[Written task]: Your task is to copy every line of the entries that contains "Khải".

▽

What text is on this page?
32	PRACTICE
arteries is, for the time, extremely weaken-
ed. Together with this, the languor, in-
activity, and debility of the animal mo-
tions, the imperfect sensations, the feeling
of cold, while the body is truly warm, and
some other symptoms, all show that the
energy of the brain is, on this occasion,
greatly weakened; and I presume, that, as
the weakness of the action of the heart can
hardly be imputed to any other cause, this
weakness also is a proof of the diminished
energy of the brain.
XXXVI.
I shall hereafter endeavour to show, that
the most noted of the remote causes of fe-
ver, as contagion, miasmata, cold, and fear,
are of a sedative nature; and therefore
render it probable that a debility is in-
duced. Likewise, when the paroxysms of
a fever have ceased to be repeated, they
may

△
▽

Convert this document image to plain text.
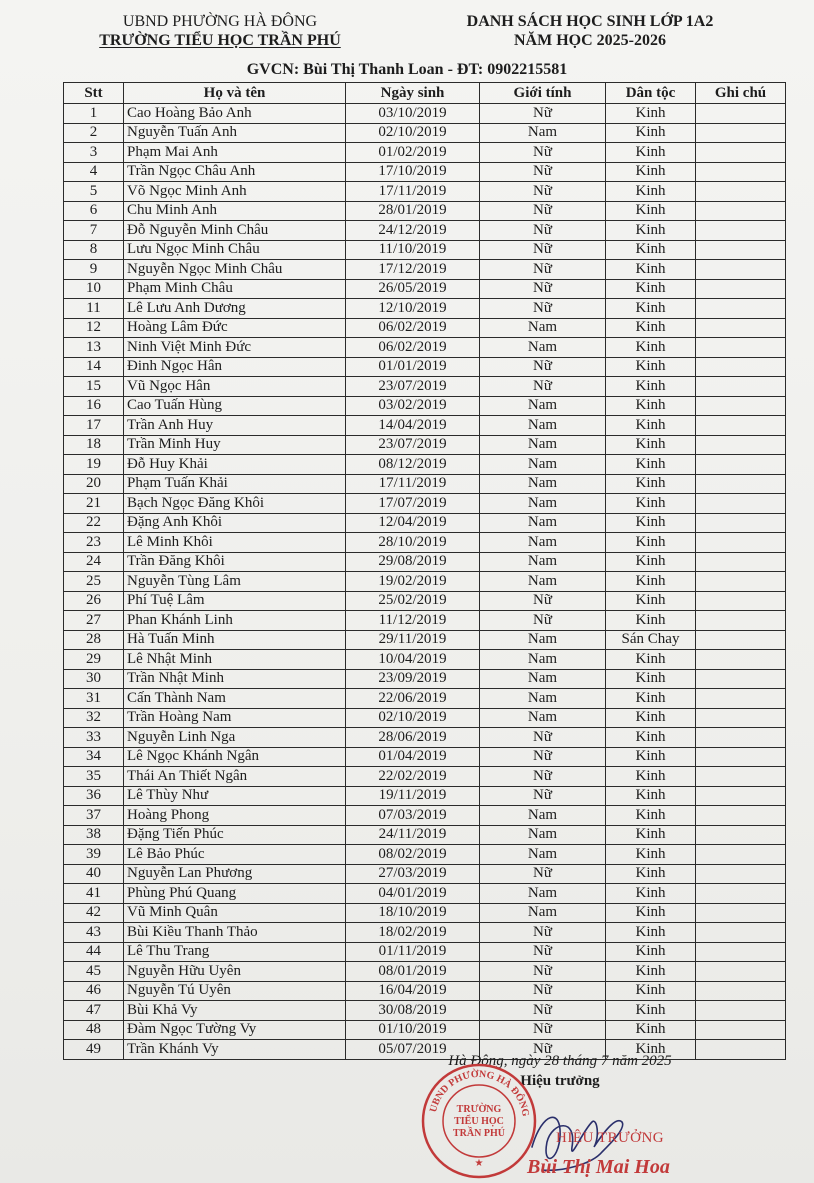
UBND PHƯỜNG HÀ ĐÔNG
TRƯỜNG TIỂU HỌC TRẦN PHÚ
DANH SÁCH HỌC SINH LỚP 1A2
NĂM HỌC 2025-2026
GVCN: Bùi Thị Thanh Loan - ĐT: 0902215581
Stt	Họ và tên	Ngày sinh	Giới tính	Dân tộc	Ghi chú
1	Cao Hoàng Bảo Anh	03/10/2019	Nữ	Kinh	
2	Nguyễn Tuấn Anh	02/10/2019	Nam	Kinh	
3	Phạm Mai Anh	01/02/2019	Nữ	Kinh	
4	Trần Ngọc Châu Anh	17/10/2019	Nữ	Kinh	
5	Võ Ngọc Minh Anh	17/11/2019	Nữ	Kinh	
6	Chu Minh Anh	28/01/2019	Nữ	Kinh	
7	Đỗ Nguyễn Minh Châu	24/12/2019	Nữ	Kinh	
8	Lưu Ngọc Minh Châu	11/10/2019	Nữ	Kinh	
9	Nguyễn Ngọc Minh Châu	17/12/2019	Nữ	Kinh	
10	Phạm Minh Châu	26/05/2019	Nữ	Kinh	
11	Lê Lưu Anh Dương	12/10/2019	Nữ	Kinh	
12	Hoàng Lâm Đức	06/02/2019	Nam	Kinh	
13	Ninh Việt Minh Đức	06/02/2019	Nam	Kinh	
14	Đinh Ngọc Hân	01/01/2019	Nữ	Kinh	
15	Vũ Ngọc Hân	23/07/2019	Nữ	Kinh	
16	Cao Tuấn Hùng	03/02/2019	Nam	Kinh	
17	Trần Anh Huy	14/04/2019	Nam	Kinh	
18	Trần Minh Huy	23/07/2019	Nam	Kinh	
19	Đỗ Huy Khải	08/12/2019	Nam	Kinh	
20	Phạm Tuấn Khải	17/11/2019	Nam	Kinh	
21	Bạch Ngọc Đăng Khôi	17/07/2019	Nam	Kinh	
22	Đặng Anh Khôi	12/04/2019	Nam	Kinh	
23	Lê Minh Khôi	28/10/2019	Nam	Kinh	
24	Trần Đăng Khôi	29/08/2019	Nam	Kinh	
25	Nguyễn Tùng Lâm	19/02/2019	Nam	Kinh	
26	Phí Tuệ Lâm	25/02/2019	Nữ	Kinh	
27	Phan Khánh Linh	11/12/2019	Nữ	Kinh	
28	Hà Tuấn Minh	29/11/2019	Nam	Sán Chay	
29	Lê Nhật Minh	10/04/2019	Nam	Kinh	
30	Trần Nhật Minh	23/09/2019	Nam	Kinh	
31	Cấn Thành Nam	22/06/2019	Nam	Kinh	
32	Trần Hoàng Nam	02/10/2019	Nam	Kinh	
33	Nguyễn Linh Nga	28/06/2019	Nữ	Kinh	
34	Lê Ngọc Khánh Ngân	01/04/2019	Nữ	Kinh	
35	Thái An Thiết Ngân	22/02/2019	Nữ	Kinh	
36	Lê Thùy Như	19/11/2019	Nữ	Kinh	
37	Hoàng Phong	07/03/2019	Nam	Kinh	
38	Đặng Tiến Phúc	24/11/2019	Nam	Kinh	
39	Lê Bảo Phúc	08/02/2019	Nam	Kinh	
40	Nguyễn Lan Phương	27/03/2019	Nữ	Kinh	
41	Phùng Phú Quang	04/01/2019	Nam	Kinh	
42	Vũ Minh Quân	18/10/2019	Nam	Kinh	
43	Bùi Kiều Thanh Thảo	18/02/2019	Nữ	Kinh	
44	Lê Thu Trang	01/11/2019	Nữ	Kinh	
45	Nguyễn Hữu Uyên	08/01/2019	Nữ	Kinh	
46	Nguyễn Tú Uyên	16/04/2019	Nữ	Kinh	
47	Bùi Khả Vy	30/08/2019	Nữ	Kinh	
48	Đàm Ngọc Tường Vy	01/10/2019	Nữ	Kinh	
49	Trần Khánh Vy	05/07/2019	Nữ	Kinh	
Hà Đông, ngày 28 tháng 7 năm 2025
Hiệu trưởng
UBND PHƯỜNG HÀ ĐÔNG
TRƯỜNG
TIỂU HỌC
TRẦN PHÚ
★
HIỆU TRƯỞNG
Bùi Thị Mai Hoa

△

[Complete answer]:
19	Đỗ Huy Khải	08/12/2019	Nam	Kinh	
20	Phạm Tuấn Khải	17/11/2019	Nam	Kinh	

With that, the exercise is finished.